### Records contained in a dataset
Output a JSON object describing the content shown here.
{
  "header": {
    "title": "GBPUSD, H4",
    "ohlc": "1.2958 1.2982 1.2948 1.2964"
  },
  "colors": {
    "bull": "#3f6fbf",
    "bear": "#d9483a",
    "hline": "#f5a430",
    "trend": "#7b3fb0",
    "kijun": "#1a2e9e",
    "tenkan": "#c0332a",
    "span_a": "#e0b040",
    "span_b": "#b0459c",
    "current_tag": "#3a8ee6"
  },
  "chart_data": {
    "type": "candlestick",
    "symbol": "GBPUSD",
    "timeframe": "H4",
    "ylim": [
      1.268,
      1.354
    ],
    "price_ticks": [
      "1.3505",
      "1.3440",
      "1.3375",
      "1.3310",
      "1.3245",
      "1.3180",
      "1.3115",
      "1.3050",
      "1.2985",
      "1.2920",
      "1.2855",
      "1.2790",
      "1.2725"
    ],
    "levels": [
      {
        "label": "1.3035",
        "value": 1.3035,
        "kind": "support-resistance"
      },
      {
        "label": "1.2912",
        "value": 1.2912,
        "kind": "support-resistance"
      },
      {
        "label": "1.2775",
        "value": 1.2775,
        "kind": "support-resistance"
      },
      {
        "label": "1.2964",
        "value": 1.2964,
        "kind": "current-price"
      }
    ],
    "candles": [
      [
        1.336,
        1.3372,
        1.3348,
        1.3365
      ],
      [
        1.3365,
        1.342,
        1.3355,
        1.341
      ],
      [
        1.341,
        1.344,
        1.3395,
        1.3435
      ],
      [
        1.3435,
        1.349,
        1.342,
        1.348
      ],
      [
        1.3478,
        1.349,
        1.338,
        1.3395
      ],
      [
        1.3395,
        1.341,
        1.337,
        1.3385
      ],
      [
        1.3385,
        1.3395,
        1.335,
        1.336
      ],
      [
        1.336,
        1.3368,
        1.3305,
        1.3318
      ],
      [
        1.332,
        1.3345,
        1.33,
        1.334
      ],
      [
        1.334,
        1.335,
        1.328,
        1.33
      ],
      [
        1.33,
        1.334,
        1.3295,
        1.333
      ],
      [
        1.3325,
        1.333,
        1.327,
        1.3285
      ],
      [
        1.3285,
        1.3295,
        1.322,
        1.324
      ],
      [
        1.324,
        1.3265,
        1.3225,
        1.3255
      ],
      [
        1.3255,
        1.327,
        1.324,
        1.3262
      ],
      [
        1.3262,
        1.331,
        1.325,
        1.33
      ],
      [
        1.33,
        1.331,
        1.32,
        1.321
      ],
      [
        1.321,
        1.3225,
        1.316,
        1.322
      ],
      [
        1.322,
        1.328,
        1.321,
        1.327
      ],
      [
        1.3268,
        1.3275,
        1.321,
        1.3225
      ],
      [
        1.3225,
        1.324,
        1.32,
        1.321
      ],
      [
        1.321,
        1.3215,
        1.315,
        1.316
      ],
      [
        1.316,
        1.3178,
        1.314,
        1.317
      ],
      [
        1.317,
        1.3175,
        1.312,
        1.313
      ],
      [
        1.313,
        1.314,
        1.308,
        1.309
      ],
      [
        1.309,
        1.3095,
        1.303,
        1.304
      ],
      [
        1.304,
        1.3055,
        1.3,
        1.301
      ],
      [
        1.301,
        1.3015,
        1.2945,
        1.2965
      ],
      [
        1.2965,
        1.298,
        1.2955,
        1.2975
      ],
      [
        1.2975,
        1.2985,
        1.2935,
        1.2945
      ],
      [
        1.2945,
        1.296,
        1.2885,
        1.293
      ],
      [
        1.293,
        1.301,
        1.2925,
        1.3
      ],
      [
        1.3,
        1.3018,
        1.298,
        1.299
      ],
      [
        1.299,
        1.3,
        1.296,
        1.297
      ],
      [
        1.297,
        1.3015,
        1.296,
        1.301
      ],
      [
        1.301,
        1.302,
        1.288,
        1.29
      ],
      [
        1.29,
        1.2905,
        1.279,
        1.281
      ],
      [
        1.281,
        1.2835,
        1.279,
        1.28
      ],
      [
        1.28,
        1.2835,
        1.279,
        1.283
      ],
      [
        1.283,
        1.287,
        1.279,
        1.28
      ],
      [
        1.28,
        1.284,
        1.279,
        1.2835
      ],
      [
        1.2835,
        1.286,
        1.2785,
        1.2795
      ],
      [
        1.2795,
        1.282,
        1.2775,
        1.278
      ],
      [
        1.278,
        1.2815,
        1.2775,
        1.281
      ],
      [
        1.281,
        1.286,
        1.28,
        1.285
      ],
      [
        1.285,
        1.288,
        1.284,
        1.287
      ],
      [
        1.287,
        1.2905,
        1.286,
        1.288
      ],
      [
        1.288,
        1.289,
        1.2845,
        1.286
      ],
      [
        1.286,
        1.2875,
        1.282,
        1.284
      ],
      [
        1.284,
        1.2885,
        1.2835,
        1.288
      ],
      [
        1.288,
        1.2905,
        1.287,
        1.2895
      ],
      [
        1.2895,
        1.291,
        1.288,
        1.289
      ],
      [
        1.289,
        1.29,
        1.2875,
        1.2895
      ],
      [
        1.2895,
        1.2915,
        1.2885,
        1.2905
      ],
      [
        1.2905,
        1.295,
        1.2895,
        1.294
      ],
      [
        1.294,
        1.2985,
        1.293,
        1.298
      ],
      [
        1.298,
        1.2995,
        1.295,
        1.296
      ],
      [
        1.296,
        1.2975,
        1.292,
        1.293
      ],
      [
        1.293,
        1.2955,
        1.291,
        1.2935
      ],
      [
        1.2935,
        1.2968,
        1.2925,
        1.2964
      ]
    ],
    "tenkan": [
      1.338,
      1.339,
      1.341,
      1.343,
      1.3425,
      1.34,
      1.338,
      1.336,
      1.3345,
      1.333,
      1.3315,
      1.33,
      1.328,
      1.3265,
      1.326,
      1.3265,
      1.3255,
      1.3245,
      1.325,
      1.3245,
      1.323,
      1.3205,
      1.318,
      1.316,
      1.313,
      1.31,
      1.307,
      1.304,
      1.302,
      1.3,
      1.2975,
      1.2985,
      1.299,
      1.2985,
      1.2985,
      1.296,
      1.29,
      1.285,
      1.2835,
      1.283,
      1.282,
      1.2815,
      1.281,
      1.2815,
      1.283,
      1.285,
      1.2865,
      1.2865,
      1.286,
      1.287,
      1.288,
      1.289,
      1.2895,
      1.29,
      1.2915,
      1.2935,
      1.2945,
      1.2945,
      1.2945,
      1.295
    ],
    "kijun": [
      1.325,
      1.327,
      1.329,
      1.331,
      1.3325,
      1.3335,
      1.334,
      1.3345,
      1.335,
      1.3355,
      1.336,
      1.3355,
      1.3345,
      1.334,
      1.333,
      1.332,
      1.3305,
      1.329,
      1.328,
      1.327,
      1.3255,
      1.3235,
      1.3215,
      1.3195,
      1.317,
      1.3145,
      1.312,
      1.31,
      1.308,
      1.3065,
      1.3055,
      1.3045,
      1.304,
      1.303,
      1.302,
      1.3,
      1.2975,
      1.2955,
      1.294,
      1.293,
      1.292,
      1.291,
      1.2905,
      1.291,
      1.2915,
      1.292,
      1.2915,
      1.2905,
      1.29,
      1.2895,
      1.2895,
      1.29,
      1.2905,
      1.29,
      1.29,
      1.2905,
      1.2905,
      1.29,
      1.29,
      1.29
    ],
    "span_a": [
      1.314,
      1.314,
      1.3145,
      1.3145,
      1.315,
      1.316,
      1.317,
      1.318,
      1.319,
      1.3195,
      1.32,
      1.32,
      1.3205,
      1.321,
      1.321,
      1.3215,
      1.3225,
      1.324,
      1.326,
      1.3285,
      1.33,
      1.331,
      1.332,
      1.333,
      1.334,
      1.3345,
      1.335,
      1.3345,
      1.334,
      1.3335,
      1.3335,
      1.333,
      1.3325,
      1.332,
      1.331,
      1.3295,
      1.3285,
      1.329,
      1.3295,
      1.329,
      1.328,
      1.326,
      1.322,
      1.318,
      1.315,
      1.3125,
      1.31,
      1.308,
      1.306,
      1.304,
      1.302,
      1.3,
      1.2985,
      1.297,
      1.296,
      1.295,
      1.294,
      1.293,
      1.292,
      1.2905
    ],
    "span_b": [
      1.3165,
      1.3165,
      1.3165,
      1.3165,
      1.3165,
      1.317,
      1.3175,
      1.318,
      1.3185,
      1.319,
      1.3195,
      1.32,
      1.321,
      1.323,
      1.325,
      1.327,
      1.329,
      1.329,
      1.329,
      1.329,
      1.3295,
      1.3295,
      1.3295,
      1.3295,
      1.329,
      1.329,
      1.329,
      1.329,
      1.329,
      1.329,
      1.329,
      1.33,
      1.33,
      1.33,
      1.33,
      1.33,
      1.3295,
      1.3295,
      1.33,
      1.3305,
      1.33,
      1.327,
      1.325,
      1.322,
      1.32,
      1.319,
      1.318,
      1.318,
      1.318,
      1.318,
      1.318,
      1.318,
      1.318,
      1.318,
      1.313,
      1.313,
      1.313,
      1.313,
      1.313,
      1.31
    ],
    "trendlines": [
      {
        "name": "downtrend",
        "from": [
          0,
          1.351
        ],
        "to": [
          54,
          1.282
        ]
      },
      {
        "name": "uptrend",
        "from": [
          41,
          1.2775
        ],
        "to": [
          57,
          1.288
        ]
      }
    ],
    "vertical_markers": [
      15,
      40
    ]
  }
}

### Stated task
Check each line of the records above for "label", and copy those that have it.

### Answer for the task
        "label": "1.3035",
        "label": "1.2912",
        "label": "1.2775",
        "label": "1.2964",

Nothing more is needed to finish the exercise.